» **Problem to solve**: Copy out all lines in the data below containing the string "this".

» **Source records**:
* * * *
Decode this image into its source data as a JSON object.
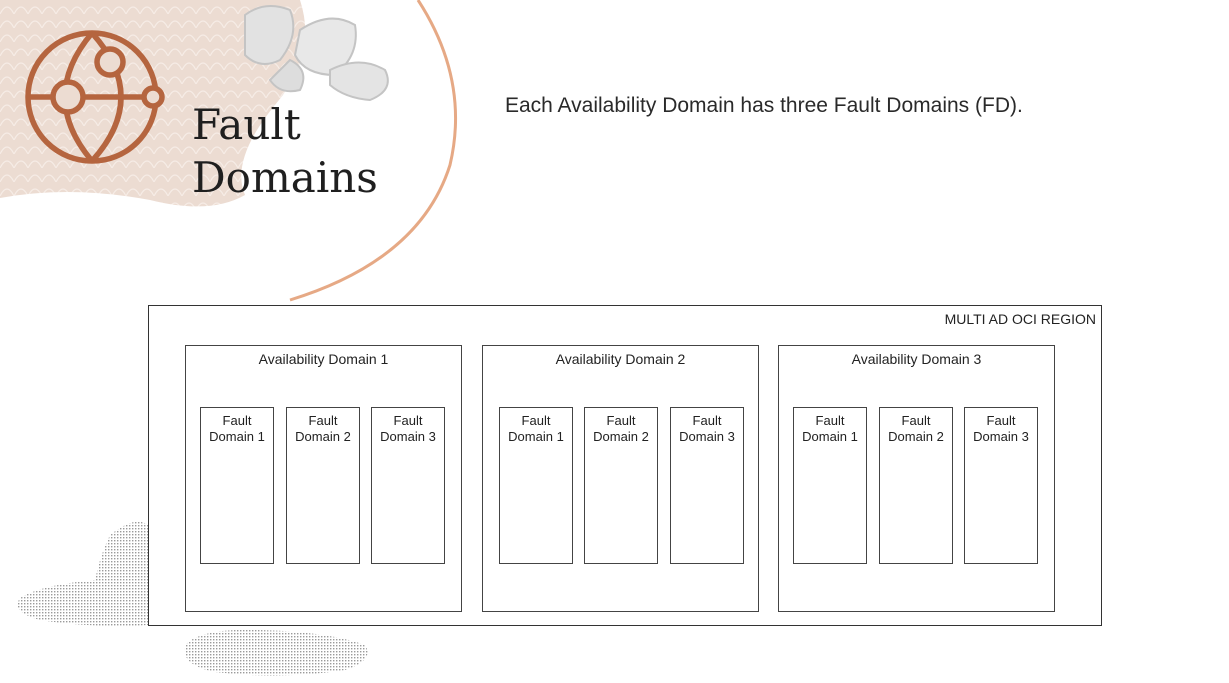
{
  "slide": {
    "title_line1": "Fault",
    "title_line2": "Domains",
    "subtitle": "Each Availability Domain has three Fault Domains (FD).",
    "icon": "globe-network-icon"
  },
  "diagram": {
    "region_label": "MULTI AD OCI REGION",
    "availability_domains": [
      {
        "label": "Availability Domain 1",
        "fault_domains": [
          {
            "line1": "Fault",
            "line2": "Domain 1"
          },
          {
            "line1": "Fault",
            "line2": "Domain 2"
          },
          {
            "line1": "Fault",
            "line2": "Domain 3"
          }
        ]
      },
      {
        "label": "Availability Domain 2",
        "fault_domains": [
          {
            "line1": "Fault",
            "line2": "Domain 1"
          },
          {
            "line1": "Fault",
            "line2": "Domain 2"
          },
          {
            "line1": "Fault",
            "line2": "Domain 3"
          }
        ]
      },
      {
        "label": "Availability Domain 3",
        "fault_domains": [
          {
            "line1": "Fault",
            "line2": "Domain 1"
          },
          {
            "line1": "Fault",
            "line2": "Domain 2"
          },
          {
            "line1": "Fault",
            "line2": "Domain 3"
          }
        ]
      }
    ]
  },
  "colors": {
    "accent": "#b5653f",
    "accent_light": "#e6a985",
    "blob": "#ecdcd2",
    "border": "#333333"
  }
}
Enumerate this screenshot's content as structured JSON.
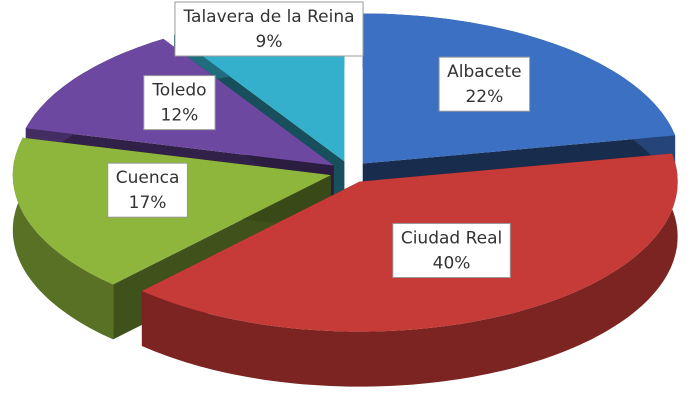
{
  "chart_data": {
    "type": "pie",
    "categories": [
      "Albacete",
      "Ciudad Real",
      "Cuenca",
      "Toledo",
      "Talavera de la Reina"
    ],
    "values": [
      22,
      40,
      17,
      12,
      9
    ],
    "value_labels": [
      "22%",
      "40%",
      "17%",
      "12%",
      "9%"
    ],
    "colors": [
      "#3b70c2",
      "#c63a37",
      "#8fb63c",
      "#6c48a0",
      "#34b0cc"
    ]
  }
}
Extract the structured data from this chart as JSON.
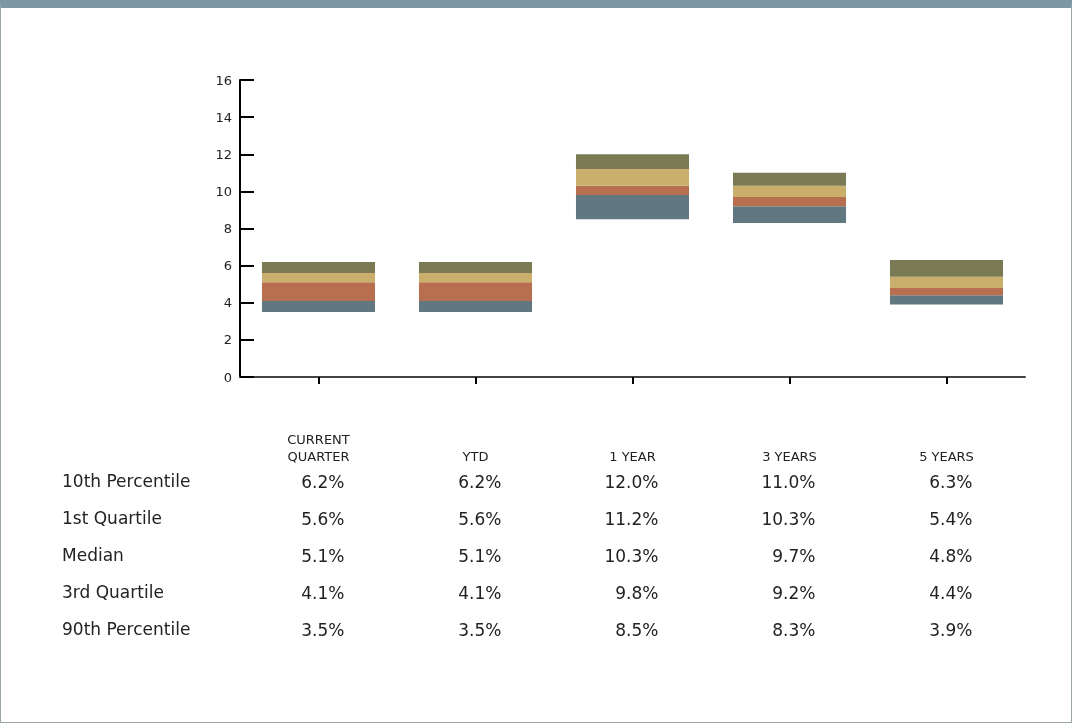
{
  "chart_data": {
    "type": "bar",
    "stacked": true,
    "categories": [
      "CURRENT\nQUARTER",
      "YTD",
      "1 YEAR",
      "3 YEARS",
      "5 YEARS"
    ],
    "series": [
      {
        "color": "#627880",
        "base": [
          3.5,
          3.5,
          8.5,
          8.3,
          3.9
        ],
        "values": [
          0.6,
          0.6,
          1.3,
          0.9,
          0.5
        ]
      },
      {
        "color": "#b86f50",
        "values": [
          1.0,
          1.0,
          0.5,
          0.5,
          0.4
        ]
      },
      {
        "color": "#c9ae6c",
        "values": [
          0.5,
          0.5,
          0.9,
          0.6,
          0.6
        ]
      },
      {
        "color": "#7a7a55",
        "values": [
          0.6,
          0.6,
          0.8,
          0.7,
          0.9
        ]
      }
    ],
    "ylim": [
      0,
      16
    ],
    "yticks": [
      0,
      2,
      4,
      6,
      8,
      10,
      12,
      14,
      16
    ],
    "grid": false,
    "y_categories": [
      "10th Percentile",
      "1st Quartile",
      "Median",
      "3rd Quartile",
      "90th Percentile"
    ],
    "cell_labels": [
      [
        "6.2%",
        "6.2%",
        "12.0%",
        "11.0%",
        "6.3%"
      ],
      [
        "5.6%",
        "5.6%",
        "11.2%",
        "10.3%",
        "5.4%"
      ],
      [
        "5.1%",
        "5.1%",
        "10.3%",
        "9.7%",
        "4.8%"
      ],
      [
        "4.1%",
        "4.1%",
        "9.8%",
        "9.2%",
        "4.4%"
      ],
      [
        "3.5%",
        "3.5%",
        "8.5%",
        "8.3%",
        "3.9%"
      ]
    ]
  }
}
* * * *
» **Written reply**:
Decode this image into its source data as a JSON object.
Enumerate this screenshot's content as structured JSON.
Extract the structured data from this chart as JSON.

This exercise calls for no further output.